Do this ▸
Filter the rows below, copying out each one that contains the word "Sold". The match is case-sensitive.

Data lines ▸
start

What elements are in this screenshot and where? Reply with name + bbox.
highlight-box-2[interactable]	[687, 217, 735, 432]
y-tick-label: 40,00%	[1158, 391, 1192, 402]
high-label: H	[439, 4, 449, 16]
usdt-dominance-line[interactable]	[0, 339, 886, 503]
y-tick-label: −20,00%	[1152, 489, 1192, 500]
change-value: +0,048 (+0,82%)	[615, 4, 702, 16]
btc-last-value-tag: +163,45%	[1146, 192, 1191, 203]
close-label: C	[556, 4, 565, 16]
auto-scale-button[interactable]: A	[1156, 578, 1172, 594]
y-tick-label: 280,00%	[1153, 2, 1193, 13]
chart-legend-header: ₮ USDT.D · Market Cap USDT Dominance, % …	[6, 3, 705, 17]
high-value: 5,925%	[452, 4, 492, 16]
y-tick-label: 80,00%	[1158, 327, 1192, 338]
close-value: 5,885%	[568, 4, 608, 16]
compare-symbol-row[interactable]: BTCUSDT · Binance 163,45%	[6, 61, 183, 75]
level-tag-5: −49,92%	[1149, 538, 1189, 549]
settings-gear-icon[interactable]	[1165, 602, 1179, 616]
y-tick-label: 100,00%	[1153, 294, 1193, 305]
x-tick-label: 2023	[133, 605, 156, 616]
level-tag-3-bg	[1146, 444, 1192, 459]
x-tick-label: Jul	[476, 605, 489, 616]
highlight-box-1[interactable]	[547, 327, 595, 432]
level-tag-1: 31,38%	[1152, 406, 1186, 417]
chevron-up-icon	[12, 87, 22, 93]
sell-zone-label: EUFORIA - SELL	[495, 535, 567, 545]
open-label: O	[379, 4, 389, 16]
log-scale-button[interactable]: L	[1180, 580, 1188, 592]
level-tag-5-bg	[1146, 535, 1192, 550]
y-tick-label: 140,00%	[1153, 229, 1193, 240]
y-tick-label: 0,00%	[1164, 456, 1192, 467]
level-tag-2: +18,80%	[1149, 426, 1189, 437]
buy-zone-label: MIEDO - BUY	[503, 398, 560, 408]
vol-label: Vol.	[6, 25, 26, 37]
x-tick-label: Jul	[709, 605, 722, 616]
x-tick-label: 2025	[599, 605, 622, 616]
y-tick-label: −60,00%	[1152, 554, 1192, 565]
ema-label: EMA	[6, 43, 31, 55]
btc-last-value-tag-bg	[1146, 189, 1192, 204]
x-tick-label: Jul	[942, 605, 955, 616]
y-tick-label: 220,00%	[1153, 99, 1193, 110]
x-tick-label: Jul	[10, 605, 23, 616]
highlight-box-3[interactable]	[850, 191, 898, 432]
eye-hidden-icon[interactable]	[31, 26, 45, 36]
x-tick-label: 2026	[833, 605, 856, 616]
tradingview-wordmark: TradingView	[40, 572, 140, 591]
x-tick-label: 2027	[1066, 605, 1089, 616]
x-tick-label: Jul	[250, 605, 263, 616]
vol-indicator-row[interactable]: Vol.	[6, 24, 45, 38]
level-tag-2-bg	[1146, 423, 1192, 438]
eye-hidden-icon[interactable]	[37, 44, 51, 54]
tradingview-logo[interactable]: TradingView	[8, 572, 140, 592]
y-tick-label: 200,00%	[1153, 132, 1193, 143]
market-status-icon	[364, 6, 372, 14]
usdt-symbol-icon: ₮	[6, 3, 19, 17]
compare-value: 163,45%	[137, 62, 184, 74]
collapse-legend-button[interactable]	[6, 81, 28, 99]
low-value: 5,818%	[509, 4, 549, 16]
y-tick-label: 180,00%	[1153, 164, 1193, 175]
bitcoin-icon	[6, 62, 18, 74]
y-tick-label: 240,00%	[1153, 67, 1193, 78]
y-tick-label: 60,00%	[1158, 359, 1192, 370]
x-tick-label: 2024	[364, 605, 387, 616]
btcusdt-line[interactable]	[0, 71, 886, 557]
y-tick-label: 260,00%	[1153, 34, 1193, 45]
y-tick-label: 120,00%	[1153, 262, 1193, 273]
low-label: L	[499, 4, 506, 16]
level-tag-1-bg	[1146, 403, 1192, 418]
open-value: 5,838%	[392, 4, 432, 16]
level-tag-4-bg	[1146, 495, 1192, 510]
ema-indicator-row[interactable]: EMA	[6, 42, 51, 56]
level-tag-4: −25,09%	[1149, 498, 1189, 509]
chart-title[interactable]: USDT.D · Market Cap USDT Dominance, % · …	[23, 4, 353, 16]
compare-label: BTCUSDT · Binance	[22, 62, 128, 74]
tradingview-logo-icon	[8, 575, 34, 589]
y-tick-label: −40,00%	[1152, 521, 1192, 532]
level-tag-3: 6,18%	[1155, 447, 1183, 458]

end
start

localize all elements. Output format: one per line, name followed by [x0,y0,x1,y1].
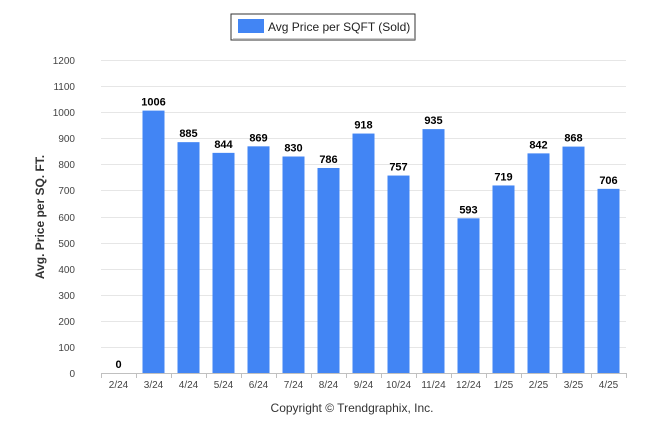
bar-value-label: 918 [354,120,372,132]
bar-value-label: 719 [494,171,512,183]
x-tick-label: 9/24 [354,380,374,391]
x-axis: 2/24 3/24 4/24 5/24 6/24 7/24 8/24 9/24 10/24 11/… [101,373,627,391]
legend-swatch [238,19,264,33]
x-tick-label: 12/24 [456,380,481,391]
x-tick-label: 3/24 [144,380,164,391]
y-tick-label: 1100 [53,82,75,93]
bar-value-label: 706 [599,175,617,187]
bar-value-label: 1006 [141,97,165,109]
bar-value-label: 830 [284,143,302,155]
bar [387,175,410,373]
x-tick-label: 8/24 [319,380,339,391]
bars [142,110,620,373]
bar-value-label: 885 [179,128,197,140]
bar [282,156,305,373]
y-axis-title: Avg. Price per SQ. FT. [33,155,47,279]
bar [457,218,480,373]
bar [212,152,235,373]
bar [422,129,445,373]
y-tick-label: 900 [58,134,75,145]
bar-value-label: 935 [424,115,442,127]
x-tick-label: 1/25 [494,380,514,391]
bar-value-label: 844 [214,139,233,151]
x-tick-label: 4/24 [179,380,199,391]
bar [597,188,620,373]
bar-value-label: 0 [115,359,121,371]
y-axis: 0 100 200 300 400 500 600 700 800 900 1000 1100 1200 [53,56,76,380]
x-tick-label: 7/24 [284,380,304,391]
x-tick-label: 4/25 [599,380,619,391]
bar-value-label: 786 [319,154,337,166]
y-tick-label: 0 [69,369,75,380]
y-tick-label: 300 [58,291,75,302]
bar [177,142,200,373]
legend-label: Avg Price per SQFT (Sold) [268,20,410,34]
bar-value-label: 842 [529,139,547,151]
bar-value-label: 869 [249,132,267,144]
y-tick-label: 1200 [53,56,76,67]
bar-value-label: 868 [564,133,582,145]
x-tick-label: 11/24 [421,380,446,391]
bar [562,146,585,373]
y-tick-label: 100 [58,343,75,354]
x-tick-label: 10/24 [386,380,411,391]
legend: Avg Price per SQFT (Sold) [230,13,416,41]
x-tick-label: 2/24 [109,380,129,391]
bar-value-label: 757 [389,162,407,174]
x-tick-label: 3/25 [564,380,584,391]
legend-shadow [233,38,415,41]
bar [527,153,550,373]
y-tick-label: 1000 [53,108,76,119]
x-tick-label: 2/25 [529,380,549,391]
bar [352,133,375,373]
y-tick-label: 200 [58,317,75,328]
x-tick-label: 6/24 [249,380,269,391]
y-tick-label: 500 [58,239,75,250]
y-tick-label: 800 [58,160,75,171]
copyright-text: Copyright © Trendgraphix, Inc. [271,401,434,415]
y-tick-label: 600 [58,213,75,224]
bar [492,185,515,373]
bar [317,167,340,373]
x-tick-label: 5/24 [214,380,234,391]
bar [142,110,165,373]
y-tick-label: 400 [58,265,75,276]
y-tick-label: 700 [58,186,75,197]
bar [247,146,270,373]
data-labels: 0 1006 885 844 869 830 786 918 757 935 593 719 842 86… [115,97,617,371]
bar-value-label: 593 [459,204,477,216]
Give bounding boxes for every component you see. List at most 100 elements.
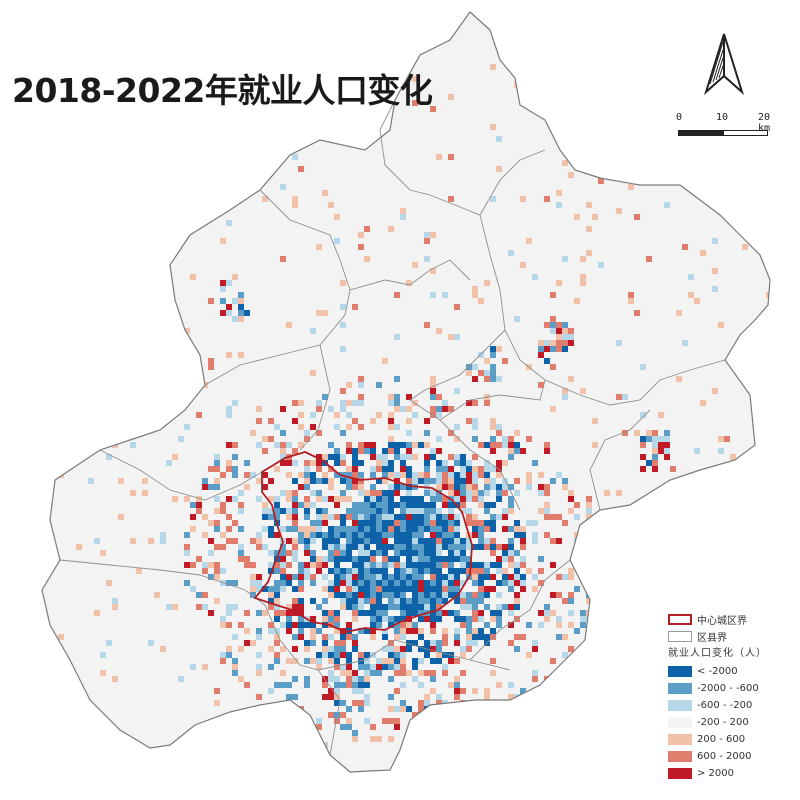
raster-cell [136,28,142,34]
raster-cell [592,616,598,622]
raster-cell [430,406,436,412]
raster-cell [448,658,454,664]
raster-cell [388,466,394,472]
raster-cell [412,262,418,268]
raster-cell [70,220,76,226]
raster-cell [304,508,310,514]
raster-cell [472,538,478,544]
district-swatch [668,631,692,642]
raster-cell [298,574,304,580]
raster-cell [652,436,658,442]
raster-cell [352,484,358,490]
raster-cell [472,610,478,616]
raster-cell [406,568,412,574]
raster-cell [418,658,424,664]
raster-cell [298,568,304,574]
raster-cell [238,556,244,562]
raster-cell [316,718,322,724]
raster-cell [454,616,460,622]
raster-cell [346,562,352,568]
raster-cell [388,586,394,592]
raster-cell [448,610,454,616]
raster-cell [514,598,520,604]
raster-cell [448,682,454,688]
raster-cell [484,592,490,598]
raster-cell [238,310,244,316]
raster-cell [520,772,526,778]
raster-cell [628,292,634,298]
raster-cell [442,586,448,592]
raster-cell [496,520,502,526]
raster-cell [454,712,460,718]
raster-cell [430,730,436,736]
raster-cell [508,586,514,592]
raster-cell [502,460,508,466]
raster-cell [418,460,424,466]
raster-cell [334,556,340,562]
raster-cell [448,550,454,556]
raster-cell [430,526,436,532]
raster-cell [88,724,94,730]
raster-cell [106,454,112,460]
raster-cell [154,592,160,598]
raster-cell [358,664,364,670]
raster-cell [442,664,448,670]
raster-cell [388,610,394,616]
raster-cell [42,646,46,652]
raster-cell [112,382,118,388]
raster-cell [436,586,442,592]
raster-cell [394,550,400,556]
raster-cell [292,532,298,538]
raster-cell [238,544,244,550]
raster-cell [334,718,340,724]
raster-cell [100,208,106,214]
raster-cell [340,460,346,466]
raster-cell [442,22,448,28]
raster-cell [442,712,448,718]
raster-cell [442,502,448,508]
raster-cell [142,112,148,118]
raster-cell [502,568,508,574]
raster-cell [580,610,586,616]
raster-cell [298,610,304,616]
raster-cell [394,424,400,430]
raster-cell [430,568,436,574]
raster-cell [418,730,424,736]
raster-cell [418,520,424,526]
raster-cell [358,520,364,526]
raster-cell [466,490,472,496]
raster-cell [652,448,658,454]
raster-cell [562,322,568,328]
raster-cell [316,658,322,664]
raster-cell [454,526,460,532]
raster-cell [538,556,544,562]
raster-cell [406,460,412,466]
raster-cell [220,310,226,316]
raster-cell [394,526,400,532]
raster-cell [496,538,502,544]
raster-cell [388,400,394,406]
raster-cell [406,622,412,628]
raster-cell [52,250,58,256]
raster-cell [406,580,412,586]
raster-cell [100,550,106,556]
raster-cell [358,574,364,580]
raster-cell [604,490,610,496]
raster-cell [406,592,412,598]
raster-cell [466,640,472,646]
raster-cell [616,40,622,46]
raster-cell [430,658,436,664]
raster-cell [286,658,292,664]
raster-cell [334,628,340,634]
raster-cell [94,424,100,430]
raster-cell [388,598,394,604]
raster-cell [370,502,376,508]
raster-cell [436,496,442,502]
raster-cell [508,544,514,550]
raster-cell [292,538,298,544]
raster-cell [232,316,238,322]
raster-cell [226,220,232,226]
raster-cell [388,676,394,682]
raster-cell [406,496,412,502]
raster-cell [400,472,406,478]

end
start

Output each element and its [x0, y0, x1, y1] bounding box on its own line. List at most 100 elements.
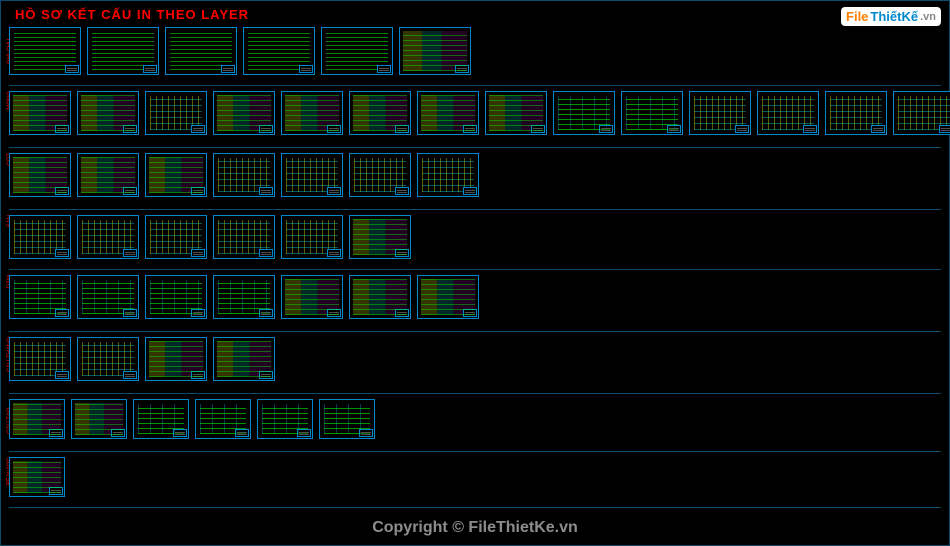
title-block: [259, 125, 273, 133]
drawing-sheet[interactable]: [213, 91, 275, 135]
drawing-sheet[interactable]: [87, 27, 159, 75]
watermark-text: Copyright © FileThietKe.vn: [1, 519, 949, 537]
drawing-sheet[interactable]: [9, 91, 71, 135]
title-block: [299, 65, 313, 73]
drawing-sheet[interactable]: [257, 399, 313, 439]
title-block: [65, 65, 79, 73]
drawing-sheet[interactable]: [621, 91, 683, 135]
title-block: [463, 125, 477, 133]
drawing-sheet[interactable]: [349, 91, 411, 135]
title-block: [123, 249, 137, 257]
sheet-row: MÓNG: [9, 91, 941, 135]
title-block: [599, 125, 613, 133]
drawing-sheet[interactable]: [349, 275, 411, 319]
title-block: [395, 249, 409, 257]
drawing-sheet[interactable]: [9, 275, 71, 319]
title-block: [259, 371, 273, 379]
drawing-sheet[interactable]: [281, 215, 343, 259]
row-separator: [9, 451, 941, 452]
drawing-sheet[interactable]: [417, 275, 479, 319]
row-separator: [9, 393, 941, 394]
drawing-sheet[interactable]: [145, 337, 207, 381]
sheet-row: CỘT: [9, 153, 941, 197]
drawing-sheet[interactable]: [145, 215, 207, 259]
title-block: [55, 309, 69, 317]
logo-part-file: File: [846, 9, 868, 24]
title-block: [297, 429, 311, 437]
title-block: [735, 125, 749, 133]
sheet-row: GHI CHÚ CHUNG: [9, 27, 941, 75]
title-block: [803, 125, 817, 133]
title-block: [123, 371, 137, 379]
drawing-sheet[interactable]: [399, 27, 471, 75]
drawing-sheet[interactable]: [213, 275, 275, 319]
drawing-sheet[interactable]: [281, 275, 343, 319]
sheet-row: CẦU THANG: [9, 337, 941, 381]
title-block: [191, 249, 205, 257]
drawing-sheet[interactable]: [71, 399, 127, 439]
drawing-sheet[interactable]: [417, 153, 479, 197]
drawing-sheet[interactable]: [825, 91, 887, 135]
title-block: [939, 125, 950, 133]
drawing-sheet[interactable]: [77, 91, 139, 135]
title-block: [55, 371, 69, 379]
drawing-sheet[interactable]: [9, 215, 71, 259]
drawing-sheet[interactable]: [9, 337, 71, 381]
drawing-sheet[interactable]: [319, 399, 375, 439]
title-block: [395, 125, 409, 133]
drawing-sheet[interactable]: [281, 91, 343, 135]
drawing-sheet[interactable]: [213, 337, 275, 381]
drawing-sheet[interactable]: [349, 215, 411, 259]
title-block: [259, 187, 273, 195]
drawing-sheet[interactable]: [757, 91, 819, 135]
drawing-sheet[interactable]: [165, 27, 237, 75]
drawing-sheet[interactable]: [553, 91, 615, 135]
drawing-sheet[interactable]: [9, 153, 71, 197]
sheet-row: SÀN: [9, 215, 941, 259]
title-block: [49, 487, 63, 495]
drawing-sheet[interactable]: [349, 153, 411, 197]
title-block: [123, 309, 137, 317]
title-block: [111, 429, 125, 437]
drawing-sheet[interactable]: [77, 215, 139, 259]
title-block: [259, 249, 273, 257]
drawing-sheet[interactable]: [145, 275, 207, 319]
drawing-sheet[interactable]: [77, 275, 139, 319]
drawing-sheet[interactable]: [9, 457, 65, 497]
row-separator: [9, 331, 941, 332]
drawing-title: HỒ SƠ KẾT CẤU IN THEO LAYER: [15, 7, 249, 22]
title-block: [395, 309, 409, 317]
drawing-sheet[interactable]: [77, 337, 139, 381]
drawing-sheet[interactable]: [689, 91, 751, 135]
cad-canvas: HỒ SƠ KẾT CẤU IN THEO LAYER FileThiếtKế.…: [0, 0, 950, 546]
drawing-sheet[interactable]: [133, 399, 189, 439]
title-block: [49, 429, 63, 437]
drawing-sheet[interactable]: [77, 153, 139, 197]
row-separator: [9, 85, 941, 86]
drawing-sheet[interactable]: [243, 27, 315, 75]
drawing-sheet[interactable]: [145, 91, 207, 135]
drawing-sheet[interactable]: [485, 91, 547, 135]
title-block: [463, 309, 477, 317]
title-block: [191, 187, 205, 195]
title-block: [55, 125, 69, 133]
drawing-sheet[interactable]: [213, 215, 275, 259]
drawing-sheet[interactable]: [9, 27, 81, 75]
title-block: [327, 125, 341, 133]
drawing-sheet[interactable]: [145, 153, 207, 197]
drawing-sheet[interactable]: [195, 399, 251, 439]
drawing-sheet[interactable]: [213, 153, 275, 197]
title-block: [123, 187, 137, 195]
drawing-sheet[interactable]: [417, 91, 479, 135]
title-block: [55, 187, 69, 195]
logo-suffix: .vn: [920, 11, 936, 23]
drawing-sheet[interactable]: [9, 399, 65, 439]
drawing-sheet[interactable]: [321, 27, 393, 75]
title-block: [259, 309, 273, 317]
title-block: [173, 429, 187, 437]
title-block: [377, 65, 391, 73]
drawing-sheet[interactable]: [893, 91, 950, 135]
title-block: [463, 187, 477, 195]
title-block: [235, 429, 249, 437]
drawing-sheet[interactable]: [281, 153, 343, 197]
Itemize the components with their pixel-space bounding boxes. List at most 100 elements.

end

Result ▸
legend-label: Avg Price per SQFT (Sold) [268,20,410,34]
legend: Avg Price per SQFT (Sold) [230,13,416,41]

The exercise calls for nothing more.